Output every line below without omitting or altering anything.
━━━━━━
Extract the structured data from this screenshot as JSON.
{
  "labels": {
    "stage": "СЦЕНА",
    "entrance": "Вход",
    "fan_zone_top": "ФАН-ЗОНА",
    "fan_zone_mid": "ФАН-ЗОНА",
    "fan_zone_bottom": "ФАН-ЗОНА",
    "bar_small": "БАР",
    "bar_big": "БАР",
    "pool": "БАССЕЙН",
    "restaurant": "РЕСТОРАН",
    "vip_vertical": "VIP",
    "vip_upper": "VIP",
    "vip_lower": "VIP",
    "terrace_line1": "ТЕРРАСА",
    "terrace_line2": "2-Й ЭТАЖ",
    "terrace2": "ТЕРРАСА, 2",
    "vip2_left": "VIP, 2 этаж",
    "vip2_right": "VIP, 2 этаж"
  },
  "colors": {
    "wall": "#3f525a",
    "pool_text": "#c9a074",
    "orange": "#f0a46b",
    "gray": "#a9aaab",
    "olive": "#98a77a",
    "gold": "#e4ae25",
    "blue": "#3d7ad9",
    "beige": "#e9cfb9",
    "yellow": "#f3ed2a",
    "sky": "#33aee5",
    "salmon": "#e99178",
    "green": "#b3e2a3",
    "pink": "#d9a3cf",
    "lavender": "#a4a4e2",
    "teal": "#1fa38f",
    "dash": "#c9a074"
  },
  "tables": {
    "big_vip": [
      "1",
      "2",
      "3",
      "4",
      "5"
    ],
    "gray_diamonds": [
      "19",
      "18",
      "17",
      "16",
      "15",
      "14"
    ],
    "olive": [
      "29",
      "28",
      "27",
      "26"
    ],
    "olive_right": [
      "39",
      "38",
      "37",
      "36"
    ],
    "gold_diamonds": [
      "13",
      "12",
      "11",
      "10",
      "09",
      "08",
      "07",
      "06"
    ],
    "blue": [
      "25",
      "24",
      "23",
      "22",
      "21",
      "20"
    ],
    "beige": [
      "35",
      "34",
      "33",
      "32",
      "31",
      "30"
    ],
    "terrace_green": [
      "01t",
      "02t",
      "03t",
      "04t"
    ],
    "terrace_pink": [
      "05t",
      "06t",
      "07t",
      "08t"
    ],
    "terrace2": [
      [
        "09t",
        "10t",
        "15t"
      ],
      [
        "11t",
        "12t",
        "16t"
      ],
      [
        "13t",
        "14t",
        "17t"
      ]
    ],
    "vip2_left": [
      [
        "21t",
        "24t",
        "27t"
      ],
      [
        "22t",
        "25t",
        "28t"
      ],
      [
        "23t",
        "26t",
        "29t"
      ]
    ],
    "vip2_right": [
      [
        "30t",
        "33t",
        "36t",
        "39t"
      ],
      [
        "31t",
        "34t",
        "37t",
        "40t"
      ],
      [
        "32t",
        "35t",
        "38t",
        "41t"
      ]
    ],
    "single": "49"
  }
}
━━━━━━
Full solution:
Extract the structured data from this screenshot as JSON.
{
  "labels": {
    "stage": "СЦЕНА",
    "entrance": "Вход",
    "fan_zone_top": "ФАН-ЗОНА",
    "fan_zone_mid": "ФАН-ЗОНА",
    "fan_zone_bottom": "ФАН-ЗОНА",
    "bar_small": "БАР",
    "bar_big": "БАР",
    "pool": "БАССЕЙН",
    "restaurant": "РЕСТОРАН",
    "vip_vertical": "VIP",
    "vip_upper": "VIP",
    "vip_lower": "VIP",
    "terrace_line1": "ТЕРРАСА",
    "terrace_line2": "2-Й ЭТАЖ",
    "terrace2": "ТЕРРАСА, 2",
    "vip2_left": "VIP, 2 этаж",
    "vip2_right": "VIP, 2 этаж"
  },
  "colors": {
    "wall": "#3f525a",
    "pool_text": "#c9a074",
    "orange": "#f0a46b",
    "gray": "#a9aaab",
    "olive": "#98a77a",
    "gold": "#e4ae25",
    "blue": "#3d7ad9",
    "beige": "#e9cfb9",
    "yellow": "#f3ed2a",
    "sky": "#33aee5",
    "salmon": "#e99178",
    "green": "#b3e2a3",
    "pink": "#d9a3cf",
    "lavender": "#a4a4e2",
    "teal": "#1fa38f",
    "dash": "#c9a074"
  },
  "tables": {
    "big_vip": [
      "1",
      "2",
      "3",
      "4",
      "5"
    ],
    "gray_diamonds": [
      "19",
      "18",
      "17",
      "16",
      "15",
      "14"
    ],
    "olive": [
      "29",
      "28",
      "27",
      "26"
    ],
    "olive_right": [
      "39",
      "38",
      "37",
      "36"
    ],
    "gold_diamonds": [
      "13",
      "12",
      "11",
      "10",
      "09",
      "08",
      "07",
      "06"
    ],
    "blue": [
      "25",
      "24",
      "23",
      "22",
      "21",
      "20"
    ],
    "beige": [
      "35",
      "34",
      "33",
      "32",
      "31",
      "30"
    ],
    "terrace_green": [
      "01t",
      "02t",
      "03t",
      "04t"
    ],
    "terrace_pink": [
      "05t",
      "06t",
      "07t",
      "08t"
    ],
    "terrace2": [
      [
        "09t",
        "10t",
        "15t"
      ],
      [
        "11t",
        "12t",
        "16t"
      ],
      [
        "13t",
        "14t",
        "17t"
      ]
    ],
    "vip2_left": [
      [
        "21t",
        "24t",
        "27t"
      ],
      [
        "22t",
        "25t",
        "28t"
      ],
      [
        "23t",
        "26t",
        "29t"
      ]
    ],
    "vip2_right": [
      [
        "30t",
        "33t",
        "36t",
        "39t"
      ],
      [
        "31t",
        "34t",
        "37t",
        "40t"
      ],
      [
        "32t",
        "35t",
        "38t",
        "41t"
      ]
    ],
    "single": "49"
  }
}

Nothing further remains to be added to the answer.